Records for the task:
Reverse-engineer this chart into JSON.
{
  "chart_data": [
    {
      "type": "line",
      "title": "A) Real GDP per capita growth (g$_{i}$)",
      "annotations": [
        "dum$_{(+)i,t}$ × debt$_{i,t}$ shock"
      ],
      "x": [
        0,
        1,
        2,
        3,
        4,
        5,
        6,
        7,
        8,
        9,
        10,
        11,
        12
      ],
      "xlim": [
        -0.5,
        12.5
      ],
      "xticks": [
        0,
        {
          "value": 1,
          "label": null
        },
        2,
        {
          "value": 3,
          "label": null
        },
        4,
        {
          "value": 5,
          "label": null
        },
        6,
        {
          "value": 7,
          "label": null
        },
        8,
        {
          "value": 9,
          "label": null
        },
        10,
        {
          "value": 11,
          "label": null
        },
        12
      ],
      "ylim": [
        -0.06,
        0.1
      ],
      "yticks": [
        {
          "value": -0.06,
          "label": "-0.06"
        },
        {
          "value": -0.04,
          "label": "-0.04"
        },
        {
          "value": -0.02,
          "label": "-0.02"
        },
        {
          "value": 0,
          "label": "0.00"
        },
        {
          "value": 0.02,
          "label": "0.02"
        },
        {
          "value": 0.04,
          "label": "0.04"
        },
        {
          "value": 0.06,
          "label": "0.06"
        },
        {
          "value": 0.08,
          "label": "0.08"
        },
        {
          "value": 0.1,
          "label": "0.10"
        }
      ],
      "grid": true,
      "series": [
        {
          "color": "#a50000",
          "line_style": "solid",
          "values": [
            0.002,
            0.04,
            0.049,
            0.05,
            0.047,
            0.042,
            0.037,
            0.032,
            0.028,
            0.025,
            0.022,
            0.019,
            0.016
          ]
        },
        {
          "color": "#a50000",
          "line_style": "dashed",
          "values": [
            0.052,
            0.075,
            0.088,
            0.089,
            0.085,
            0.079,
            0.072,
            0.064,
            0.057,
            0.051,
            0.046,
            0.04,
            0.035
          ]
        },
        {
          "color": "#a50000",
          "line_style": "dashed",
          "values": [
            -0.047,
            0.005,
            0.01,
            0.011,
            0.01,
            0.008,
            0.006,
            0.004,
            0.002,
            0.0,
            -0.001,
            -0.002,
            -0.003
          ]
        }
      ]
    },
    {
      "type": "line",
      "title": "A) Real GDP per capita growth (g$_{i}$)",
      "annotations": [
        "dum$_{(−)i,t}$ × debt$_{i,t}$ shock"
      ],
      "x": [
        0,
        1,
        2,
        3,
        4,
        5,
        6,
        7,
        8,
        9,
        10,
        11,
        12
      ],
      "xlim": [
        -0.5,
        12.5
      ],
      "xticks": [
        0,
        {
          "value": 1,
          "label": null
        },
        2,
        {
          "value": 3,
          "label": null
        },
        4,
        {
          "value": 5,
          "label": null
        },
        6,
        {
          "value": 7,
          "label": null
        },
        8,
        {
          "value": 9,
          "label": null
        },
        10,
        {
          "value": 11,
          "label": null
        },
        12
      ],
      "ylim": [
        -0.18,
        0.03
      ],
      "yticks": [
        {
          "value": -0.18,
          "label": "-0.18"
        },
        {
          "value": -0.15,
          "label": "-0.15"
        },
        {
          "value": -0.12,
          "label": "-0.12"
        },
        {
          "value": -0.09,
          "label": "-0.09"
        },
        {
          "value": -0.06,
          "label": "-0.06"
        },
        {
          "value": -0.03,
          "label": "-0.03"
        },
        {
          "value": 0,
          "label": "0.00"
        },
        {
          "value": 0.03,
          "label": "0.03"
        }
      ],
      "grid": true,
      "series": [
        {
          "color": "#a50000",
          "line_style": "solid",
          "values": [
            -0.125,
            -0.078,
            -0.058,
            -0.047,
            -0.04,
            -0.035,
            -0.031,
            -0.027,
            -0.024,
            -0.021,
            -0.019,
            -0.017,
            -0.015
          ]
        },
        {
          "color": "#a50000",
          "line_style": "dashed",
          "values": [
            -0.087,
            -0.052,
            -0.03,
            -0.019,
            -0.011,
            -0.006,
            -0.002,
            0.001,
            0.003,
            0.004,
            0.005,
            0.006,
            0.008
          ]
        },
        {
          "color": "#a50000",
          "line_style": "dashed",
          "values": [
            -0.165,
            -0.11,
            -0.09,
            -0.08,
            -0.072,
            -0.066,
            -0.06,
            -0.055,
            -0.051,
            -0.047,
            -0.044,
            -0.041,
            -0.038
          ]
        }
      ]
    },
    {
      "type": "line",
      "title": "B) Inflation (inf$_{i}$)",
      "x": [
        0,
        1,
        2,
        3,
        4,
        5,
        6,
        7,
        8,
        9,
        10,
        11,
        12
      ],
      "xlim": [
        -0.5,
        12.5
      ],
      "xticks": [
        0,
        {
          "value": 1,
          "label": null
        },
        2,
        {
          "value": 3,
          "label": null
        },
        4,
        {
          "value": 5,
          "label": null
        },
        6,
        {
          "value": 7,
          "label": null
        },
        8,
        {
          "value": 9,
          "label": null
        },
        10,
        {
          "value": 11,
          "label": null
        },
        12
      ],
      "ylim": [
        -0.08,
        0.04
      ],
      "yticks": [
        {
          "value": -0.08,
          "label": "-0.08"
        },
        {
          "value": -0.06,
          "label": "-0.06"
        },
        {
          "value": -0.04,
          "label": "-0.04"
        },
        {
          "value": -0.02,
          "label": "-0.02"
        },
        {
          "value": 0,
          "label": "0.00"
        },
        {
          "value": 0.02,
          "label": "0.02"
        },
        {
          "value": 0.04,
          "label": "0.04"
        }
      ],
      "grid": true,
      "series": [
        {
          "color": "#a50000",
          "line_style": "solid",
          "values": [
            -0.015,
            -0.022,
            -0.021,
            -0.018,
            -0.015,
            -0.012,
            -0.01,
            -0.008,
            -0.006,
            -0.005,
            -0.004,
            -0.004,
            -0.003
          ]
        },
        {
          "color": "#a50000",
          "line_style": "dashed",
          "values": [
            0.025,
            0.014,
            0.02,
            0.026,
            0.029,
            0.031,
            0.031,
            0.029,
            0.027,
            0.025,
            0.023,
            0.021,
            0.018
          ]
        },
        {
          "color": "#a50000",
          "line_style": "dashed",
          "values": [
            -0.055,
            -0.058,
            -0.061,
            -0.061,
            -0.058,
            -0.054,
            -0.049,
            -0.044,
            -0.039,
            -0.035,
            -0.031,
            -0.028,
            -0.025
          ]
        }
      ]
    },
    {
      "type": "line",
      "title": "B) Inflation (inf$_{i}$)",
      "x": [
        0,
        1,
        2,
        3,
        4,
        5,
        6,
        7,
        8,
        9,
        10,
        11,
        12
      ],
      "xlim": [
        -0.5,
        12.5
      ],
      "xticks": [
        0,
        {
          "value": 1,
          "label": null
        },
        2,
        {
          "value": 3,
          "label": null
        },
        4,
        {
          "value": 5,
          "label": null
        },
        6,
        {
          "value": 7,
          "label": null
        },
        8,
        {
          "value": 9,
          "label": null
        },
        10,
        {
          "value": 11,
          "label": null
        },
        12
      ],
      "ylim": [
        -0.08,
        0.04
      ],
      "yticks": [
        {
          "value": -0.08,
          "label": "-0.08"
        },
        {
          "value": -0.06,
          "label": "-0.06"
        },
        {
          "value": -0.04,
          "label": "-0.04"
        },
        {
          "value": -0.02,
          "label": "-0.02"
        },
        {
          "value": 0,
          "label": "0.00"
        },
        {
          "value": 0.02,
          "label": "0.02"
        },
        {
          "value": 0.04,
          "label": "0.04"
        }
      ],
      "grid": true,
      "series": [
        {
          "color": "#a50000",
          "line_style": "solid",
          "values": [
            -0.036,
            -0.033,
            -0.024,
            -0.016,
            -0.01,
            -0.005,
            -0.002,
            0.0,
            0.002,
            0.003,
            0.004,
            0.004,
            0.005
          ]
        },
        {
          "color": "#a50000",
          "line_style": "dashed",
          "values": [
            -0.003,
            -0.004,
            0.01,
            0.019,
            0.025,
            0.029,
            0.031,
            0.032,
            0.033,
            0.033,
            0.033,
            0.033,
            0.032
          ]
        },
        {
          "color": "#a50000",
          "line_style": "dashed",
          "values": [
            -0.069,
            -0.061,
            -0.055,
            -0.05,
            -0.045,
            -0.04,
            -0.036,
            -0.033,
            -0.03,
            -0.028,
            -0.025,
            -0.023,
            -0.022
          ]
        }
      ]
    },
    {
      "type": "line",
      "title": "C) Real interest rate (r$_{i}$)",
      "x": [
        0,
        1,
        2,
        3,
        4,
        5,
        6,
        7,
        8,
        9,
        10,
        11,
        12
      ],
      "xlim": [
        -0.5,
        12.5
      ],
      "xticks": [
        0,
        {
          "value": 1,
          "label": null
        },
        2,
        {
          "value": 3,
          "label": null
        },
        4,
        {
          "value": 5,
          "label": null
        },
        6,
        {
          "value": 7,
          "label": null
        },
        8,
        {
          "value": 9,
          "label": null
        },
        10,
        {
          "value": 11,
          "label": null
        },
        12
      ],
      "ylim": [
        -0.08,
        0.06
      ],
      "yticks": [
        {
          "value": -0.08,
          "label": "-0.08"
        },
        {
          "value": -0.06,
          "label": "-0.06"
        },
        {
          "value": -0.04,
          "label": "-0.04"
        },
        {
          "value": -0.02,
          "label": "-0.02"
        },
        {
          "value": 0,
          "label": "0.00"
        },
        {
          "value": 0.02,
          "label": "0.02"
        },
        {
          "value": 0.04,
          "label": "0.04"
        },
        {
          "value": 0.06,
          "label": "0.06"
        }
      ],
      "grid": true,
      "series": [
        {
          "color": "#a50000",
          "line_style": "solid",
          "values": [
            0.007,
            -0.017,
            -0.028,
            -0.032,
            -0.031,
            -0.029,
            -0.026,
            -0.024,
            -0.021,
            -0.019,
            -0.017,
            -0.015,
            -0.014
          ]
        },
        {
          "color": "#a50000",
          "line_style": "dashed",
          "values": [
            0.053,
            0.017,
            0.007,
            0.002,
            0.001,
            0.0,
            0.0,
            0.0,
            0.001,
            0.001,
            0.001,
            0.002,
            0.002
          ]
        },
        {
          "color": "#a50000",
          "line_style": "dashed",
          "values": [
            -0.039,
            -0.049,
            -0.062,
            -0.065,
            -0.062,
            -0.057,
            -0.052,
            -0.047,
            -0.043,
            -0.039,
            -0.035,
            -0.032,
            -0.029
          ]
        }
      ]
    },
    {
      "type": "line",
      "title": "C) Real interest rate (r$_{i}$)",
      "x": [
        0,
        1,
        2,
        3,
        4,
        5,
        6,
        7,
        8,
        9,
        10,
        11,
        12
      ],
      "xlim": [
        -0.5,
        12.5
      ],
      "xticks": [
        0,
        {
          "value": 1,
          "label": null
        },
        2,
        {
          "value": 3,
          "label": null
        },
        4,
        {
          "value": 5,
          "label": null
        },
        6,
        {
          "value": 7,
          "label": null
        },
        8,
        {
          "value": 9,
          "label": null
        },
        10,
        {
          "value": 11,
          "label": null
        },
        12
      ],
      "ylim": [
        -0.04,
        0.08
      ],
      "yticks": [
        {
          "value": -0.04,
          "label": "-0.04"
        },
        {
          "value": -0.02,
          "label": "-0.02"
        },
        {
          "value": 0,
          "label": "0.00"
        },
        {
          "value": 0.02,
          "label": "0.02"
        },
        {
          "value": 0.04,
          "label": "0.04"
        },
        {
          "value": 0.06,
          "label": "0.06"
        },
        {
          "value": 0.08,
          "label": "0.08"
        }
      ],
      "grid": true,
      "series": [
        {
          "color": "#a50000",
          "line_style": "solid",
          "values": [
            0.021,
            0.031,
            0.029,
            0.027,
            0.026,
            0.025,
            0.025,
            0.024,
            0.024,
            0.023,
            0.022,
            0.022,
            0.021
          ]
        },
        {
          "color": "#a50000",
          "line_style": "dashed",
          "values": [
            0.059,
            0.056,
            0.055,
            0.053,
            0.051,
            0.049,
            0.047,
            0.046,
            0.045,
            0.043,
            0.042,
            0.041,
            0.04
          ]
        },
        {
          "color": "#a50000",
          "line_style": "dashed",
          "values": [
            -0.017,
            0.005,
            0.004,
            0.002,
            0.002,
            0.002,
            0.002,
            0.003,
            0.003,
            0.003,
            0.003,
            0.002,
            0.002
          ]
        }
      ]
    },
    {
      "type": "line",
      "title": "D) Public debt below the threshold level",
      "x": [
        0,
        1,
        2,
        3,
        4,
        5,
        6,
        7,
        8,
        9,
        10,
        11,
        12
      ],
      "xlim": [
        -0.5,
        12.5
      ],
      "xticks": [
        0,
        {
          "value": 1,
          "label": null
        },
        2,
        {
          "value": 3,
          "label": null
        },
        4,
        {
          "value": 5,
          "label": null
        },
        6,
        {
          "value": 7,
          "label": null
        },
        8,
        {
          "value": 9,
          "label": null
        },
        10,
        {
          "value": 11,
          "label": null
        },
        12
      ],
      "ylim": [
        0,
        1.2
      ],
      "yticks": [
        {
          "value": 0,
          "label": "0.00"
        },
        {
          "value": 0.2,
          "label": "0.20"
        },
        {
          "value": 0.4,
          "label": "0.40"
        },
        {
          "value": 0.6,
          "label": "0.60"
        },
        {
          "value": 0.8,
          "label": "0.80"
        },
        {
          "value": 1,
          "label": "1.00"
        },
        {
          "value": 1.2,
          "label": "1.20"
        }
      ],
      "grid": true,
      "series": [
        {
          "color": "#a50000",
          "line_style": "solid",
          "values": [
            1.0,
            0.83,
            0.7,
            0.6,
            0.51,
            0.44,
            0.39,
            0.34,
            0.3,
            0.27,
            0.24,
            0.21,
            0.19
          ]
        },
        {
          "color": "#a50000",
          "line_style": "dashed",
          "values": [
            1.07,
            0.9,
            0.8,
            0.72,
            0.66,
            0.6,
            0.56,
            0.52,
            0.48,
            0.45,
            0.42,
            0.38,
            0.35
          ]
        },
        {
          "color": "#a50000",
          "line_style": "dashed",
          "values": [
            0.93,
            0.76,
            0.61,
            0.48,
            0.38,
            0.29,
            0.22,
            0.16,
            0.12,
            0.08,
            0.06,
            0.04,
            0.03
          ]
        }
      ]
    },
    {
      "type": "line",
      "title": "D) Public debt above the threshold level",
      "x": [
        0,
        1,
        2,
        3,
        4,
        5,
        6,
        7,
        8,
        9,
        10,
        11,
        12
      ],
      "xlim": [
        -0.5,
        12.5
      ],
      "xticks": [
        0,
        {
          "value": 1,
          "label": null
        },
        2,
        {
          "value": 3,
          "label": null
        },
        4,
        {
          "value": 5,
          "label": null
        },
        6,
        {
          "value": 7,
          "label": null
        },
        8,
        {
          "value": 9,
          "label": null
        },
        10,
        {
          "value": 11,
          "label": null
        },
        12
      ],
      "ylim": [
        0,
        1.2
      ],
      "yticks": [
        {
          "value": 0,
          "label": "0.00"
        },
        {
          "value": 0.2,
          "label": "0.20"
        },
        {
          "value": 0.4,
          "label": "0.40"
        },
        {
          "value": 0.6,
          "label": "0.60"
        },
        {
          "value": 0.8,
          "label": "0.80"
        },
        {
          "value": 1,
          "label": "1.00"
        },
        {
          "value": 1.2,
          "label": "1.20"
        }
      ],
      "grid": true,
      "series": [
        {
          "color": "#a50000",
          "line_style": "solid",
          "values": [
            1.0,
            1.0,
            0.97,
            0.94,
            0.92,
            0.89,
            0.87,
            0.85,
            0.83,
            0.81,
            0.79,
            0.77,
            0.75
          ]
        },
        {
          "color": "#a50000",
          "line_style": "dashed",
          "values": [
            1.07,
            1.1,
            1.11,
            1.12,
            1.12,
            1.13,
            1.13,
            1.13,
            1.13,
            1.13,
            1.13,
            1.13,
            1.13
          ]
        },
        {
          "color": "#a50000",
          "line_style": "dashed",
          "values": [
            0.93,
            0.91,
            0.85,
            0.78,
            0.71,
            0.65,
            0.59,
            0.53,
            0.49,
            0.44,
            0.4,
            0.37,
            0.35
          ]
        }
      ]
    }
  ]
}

Instruction: Show the lines that mention the word "Public".

Output of the exercise:
      "title": "D) Public debt below the threshold level",
      "title": "D) Public debt above the threshold level",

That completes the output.